EXERCISE
Give the listing below again in full, exactly as written.

Dataset listings of figures:
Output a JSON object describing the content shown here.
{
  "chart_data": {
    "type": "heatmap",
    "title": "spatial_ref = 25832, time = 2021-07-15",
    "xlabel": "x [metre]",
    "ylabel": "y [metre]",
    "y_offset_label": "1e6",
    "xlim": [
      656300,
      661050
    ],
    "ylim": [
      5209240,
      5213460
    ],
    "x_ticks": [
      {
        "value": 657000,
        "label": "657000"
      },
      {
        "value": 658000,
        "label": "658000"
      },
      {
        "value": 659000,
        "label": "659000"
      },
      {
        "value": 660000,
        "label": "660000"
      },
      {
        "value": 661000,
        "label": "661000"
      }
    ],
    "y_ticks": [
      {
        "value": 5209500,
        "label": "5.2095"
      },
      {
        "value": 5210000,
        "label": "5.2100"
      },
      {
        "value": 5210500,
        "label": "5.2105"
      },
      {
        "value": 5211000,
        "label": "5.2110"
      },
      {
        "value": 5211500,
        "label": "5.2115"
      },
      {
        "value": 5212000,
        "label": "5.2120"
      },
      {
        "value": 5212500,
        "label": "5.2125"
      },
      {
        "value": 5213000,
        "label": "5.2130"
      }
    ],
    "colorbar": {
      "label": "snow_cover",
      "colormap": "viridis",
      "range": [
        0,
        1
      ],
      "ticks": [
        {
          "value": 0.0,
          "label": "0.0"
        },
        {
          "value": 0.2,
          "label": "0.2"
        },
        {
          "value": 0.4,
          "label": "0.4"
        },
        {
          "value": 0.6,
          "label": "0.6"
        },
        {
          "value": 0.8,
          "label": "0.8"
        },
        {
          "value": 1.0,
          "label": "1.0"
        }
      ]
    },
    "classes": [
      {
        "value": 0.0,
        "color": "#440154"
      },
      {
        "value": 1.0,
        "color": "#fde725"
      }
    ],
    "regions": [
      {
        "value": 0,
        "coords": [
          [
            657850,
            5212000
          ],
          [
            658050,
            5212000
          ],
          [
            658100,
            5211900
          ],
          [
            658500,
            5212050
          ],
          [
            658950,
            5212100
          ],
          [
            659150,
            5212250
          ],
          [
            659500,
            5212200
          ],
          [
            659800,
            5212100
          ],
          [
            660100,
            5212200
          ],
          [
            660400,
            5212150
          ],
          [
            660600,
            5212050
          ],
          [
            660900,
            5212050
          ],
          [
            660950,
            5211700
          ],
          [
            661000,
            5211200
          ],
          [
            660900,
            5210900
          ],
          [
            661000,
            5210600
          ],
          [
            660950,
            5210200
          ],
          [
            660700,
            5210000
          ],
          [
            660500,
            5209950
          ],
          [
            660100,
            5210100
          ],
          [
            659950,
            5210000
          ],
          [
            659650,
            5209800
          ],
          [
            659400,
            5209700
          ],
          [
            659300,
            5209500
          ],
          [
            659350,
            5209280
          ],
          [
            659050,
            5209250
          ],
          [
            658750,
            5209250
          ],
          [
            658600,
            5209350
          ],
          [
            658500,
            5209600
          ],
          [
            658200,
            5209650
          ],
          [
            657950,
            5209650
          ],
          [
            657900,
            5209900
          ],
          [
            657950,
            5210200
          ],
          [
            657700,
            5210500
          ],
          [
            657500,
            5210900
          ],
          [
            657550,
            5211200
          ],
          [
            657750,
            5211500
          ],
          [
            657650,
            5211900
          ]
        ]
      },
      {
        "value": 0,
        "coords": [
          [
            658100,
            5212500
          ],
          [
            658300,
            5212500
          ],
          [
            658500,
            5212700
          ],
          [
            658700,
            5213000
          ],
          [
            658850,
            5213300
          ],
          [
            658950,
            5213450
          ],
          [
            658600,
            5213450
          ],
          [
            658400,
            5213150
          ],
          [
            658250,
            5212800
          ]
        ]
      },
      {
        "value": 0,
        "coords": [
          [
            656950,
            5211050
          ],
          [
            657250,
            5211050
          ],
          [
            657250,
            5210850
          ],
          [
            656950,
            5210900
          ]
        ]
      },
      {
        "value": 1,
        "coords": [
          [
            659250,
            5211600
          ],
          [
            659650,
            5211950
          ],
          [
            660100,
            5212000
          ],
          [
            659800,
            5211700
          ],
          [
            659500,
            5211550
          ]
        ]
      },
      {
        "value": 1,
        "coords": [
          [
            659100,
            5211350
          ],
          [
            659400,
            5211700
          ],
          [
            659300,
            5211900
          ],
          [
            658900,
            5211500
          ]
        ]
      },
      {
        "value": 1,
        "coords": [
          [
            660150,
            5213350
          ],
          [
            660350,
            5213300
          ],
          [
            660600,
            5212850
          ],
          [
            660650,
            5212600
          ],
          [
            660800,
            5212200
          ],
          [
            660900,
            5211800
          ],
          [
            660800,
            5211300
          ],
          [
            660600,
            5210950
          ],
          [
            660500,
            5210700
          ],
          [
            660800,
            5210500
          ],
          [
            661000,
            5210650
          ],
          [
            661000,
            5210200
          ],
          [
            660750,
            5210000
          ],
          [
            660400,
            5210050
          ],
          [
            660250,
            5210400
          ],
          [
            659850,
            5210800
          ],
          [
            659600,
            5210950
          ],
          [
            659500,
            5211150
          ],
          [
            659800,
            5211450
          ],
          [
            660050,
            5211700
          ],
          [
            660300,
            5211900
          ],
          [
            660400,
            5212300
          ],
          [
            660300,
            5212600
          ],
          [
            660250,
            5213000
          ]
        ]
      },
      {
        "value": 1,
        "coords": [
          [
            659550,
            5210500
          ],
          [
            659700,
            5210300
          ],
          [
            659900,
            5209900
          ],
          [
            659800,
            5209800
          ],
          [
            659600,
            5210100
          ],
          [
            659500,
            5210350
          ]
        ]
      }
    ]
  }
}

ANSWER TO THE TASK
Output a JSON object describing the content shown here.
{
  "chart_data": {
    "type": "heatmap",
    "title": "spatial_ref = 25832, time = 2021-07-15",
    "xlabel": "x [metre]",
    "ylabel": "y [metre]",
    "y_offset_label": "1e6",
    "xlim": [
      656300,
      661050
    ],
    "ylim": [
      5209240,
      5213460
    ],
    "x_ticks": [
      {
        "value": 657000,
        "label": "657000"
      },
      {
        "value": 658000,
        "label": "658000"
      },
      {
        "value": 659000,
        "label": "659000"
      },
      {
        "value": 660000,
        "label": "660000"
      },
      {
        "value": 661000,
        "label": "661000"
      }
    ],
    "y_ticks": [
      {
        "value": 5209500,
        "label": "5.2095"
      },
      {
        "value": 5210000,
        "label": "5.2100"
      },
      {
        "value": 5210500,
        "label": "5.2105"
      },
      {
        "value": 5211000,
        "label": "5.2110"
      },
      {
        "value": 5211500,
        "label": "5.2115"
      },
      {
        "value": 5212000,
        "label": "5.2120"
      },
      {
        "value": 5212500,
        "label": "5.2125"
      },
      {
        "value": 5213000,
        "label": "5.2130"
      }
    ],
    "colorbar": {
      "label": "snow_cover",
      "colormap": "viridis",
      "range": [
        0,
        1
      ],
      "ticks": [
        {
          "value": 0.0,
          "label": "0.0"
        },
        {
          "value": 0.2,
          "label": "0.2"
        },
        {
          "value": 0.4,
          "label": "0.4"
        },
        {
          "value": 0.6,
          "label": "0.6"
        },
        {
          "value": 0.8,
          "label": "0.8"
        },
        {
          "value": 1.0,
          "label": "1.0"
        }
      ]
    },
    "classes": [
      {
        "value": 0.0,
        "color": "#440154"
      },
      {
        "value": 1.0,
        "color": "#fde725"
      }
    ],
    "regions": [
      {
        "value": 0,
        "coords": [
          [
            657850,
            5212000
          ],
          [
            658050,
            5212000
          ],
          [
            658100,
            5211900
          ],
          [
            658500,
            5212050
          ],
          [
            658950,
            5212100
          ],
          [
            659150,
            5212250
          ],
          [
            659500,
            5212200
          ],
          [
            659800,
            5212100
          ],
          [
            660100,
            5212200
          ],
          [
            660400,
            5212150
          ],
          [
            660600,
            5212050
          ],
          [
            660900,
            5212050
          ],
          [
            660950,
            5211700
          ],
          [
            661000,
            5211200
          ],
          [
            660900,
            5210900
          ],
          [
            661000,
            5210600
          ],
          [
            660950,
            5210200
          ],
          [
            660700,
            5210000
          ],
          [
            660500,
            5209950
          ],
          [
            660100,
            5210100
          ],
          [
            659950,
            5210000
          ],
          [
            659650,
            5209800
          ],
          [
            659400,
            5209700
          ],
          [
            659300,
            5209500
          ],
          [
            659350,
            5209280
          ],
          [
            659050,
            5209250
          ],
          [
            658750,
            5209250
          ],
          [
            658600,
            5209350
          ],
          [
            658500,
            5209600
          ],
          [
            658200,
            5209650
          ],
          [
            657950,
            5209650
          ],
          [
            657900,
            5209900
          ],
          [
            657950,
            5210200
          ],
          [
            657700,
            5210500
          ],
          [
            657500,
            5210900
          ],
          [
            657550,
            5211200
          ],
          [
            657750,
            5211500
          ],
          [
            657650,
            5211900
          ]
        ]
      },
      {
        "value": 0,
        "coords": [
          [
            658100,
            5212500
          ],
          [
            658300,
            5212500
          ],
          [
            658500,
            5212700
          ],
          [
            658700,
            5213000
          ],
          [
            658850,
            5213300
          ],
          [
            658950,
            5213450
          ],
          [
            658600,
            5213450
          ],
          [
            658400,
            5213150
          ],
          [
            658250,
            5212800
          ]
        ]
      },
      {
        "value": 0,
        "coords": [
          [
            656950,
            5211050
          ],
          [
            657250,
            5211050
          ],
          [
            657250,
            5210850
          ],
          [
            656950,
            5210900
          ]
        ]
      },
      {
        "value": 1,
        "coords": [
          [
            659250,
            5211600
          ],
          [
            659650,
            5211950
          ],
          [
            660100,
            5212000
          ],
          [
            659800,
            5211700
          ],
          [
            659500,
            5211550
          ]
        ]
      },
      {
        "value": 1,
        "coords": [
          [
            659100,
            5211350
          ],
          [
            659400,
            5211700
          ],
          [
            659300,
            5211900
          ],
          [
            658900,
            5211500
          ]
        ]
      },
      {
        "value": 1,
        "coords": [
          [
            660150,
            5213350
          ],
          [
            660350,
            5213300
          ],
          [
            660600,
            5212850
          ],
          [
            660650,
            5212600
          ],
          [
            660800,
            5212200
          ],
          [
            660900,
            5211800
          ],
          [
            660800,
            5211300
          ],
          [
            660600,
            5210950
          ],
          [
            660500,
            5210700
          ],
          [
            660800,
            5210500
          ],
          [
            661000,
            5210650
          ],
          [
            661000,
            5210200
          ],
          [
            660750,
            5210000
          ],
          [
            660400,
            5210050
          ],
          [
            660250,
            5210400
          ],
          [
            659850,
            5210800
          ],
          [
            659600,
            5210950
          ],
          [
            659500,
            5211150
          ],
          [
            659800,
            5211450
          ],
          [
            660050,
            5211700
          ],
          [
            660300,
            5211900
          ],
          [
            660400,
            5212300
          ],
          [
            660300,
            5212600
          ],
          [
            660250,
            5213000
          ]
        ]
      },
      {
        "value": 1,
        "coords": [
          [
            659550,
            5210500
          ],
          [
            659700,
            5210300
          ],
          [
            659900,
            5209900
          ],
          [
            659800,
            5209800
          ],
          [
            659600,
            5210100
          ],
          [
            659500,
            5210350
          ]
        ]
      }
    ]
  }
}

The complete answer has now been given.